— WORK REQUIRED —
Find the word "Monarch" in the listing; pull out each line holding it.

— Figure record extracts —

● ● ●

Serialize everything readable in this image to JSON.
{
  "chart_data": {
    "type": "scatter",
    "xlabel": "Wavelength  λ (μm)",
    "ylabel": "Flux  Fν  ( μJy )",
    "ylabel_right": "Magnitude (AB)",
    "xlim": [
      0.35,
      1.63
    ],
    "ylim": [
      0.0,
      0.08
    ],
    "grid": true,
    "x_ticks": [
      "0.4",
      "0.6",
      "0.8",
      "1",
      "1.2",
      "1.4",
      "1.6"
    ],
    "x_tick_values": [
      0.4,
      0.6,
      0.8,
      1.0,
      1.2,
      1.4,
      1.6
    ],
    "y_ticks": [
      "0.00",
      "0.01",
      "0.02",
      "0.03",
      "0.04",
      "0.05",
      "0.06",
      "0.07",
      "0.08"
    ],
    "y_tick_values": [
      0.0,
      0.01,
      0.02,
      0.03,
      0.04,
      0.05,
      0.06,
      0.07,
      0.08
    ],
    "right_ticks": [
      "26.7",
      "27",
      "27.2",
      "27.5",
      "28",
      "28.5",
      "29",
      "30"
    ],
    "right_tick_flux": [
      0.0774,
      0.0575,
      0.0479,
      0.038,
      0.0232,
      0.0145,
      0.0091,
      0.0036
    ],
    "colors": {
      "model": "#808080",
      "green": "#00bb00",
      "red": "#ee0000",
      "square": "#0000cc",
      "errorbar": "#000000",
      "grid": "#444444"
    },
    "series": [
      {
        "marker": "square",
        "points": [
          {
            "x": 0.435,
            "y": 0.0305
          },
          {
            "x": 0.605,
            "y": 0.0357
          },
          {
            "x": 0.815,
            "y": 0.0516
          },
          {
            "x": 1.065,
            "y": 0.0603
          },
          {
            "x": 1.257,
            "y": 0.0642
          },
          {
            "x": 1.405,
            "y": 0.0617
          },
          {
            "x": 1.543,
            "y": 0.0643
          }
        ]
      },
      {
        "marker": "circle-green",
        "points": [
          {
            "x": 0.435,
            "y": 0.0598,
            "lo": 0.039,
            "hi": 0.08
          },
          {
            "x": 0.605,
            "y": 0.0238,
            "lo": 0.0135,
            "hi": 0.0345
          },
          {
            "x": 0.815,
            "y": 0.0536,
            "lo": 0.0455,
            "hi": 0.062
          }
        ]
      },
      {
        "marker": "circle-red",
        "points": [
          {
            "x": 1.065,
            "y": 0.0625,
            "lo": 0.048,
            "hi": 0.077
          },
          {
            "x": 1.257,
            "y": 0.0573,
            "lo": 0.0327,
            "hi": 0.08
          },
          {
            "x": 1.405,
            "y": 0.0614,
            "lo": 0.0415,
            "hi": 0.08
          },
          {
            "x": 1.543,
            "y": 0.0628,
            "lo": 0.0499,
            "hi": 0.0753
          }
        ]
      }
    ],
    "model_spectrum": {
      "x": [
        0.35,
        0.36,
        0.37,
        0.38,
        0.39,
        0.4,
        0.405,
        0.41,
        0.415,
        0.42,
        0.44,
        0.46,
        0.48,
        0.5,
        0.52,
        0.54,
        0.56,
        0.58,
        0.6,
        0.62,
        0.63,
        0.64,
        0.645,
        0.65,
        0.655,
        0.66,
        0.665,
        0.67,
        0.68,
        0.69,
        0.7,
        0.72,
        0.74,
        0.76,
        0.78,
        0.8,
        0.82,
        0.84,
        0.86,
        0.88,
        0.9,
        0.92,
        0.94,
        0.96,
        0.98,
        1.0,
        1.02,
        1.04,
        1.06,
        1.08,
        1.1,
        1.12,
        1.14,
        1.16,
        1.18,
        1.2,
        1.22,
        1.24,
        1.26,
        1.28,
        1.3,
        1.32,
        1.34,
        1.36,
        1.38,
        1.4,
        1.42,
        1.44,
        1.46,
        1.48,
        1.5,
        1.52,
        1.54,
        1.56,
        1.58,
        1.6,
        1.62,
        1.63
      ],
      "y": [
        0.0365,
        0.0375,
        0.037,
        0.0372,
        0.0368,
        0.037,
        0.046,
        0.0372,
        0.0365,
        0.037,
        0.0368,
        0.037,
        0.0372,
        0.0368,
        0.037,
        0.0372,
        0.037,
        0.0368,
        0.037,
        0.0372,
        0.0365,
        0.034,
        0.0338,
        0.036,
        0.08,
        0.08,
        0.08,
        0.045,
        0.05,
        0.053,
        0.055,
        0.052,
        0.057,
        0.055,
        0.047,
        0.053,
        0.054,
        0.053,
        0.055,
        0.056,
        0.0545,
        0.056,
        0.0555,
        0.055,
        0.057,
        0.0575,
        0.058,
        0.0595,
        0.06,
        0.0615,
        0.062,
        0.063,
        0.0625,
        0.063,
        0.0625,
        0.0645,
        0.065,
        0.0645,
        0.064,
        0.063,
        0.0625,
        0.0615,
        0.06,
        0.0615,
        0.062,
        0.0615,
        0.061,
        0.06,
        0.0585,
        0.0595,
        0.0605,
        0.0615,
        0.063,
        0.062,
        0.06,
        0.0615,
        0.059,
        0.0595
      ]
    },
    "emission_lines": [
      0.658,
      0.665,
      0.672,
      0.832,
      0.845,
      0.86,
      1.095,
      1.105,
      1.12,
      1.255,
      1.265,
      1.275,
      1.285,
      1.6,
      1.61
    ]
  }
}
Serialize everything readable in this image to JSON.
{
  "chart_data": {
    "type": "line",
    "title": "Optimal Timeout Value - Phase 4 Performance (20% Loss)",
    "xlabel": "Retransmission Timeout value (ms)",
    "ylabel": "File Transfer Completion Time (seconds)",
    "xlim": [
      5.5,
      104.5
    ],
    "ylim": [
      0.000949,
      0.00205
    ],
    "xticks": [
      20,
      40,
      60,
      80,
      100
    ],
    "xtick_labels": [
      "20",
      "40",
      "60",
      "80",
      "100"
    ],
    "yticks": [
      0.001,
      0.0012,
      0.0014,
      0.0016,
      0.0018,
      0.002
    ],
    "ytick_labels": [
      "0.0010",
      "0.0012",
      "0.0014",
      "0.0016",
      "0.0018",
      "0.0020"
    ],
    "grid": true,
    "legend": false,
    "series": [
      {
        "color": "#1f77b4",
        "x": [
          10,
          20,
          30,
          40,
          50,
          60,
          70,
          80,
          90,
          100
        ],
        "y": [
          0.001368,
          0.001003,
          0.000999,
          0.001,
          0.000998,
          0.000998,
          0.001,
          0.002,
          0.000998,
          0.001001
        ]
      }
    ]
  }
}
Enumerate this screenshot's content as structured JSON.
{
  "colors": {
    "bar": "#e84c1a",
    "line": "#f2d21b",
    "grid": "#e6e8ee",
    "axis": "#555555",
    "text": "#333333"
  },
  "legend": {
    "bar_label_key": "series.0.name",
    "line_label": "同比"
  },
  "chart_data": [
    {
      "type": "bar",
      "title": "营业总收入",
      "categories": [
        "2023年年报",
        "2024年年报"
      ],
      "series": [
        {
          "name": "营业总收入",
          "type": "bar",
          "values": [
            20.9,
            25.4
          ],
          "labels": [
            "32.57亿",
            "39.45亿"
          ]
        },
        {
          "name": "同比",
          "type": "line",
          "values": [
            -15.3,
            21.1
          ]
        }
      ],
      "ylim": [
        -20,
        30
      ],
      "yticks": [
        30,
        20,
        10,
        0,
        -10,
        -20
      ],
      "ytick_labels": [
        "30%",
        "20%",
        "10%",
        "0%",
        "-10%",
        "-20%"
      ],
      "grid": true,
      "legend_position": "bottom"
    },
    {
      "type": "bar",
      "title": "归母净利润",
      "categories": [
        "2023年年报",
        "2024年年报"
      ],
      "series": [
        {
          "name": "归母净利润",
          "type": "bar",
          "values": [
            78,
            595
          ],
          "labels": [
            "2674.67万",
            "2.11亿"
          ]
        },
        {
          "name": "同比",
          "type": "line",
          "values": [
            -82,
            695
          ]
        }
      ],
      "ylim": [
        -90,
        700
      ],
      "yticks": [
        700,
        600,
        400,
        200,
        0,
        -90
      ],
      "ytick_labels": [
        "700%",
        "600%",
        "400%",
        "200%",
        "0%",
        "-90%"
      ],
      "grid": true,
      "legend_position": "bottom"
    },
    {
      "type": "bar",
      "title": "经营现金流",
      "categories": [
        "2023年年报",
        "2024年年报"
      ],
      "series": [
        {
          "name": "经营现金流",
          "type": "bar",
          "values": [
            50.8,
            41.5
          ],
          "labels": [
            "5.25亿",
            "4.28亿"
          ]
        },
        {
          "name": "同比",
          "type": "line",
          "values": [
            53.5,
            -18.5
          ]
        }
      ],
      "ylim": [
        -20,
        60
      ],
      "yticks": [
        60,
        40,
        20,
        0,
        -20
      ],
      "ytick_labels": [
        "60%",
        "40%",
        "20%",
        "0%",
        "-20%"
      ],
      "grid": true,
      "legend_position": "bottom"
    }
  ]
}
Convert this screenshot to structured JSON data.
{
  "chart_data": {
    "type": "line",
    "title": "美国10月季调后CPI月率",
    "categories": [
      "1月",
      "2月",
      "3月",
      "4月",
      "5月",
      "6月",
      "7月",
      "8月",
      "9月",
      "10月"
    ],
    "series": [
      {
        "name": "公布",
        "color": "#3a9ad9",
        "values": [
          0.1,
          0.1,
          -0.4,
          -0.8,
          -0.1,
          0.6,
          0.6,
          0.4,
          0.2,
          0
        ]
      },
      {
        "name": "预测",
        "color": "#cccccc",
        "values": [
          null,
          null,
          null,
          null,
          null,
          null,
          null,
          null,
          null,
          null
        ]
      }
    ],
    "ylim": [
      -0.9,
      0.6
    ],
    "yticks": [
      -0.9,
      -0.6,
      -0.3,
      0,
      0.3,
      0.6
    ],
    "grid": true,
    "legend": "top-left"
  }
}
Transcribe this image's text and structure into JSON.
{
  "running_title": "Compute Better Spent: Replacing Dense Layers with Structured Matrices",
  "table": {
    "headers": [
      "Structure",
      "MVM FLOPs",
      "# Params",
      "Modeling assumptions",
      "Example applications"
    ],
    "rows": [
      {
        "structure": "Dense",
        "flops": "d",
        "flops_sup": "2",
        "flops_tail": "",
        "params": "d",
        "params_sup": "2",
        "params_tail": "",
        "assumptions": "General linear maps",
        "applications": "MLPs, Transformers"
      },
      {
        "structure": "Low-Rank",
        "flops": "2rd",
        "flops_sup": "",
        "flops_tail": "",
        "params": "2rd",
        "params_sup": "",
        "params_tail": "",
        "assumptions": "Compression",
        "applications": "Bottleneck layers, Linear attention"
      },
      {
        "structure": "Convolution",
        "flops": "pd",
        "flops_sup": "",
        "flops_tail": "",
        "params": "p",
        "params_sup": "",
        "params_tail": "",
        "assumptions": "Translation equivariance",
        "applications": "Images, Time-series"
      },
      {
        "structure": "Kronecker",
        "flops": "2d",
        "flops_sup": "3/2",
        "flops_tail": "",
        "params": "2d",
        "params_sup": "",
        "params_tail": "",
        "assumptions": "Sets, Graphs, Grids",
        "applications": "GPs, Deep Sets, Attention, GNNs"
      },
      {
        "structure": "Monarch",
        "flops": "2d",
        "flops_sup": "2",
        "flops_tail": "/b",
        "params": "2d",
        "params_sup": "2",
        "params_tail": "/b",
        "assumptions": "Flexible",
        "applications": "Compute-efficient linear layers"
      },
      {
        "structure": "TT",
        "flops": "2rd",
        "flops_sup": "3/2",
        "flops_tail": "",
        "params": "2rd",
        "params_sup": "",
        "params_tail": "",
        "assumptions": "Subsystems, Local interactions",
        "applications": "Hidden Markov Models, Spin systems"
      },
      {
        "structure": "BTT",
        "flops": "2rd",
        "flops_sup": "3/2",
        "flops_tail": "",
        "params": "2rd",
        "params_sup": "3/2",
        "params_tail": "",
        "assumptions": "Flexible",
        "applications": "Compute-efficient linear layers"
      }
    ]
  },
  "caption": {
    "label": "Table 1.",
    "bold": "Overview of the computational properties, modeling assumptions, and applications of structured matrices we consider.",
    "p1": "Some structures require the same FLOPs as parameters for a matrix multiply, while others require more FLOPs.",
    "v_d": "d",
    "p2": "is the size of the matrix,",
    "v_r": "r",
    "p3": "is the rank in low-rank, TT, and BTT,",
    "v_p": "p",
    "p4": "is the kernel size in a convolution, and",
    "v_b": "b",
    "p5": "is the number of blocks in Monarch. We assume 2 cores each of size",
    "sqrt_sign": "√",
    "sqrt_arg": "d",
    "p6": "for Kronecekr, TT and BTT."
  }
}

● ● ●

— WRITTEN REPLY —
        "structure": "Monarch",
    "p5": "is the number of blocks in Monarch. We assume 2 cores each of size",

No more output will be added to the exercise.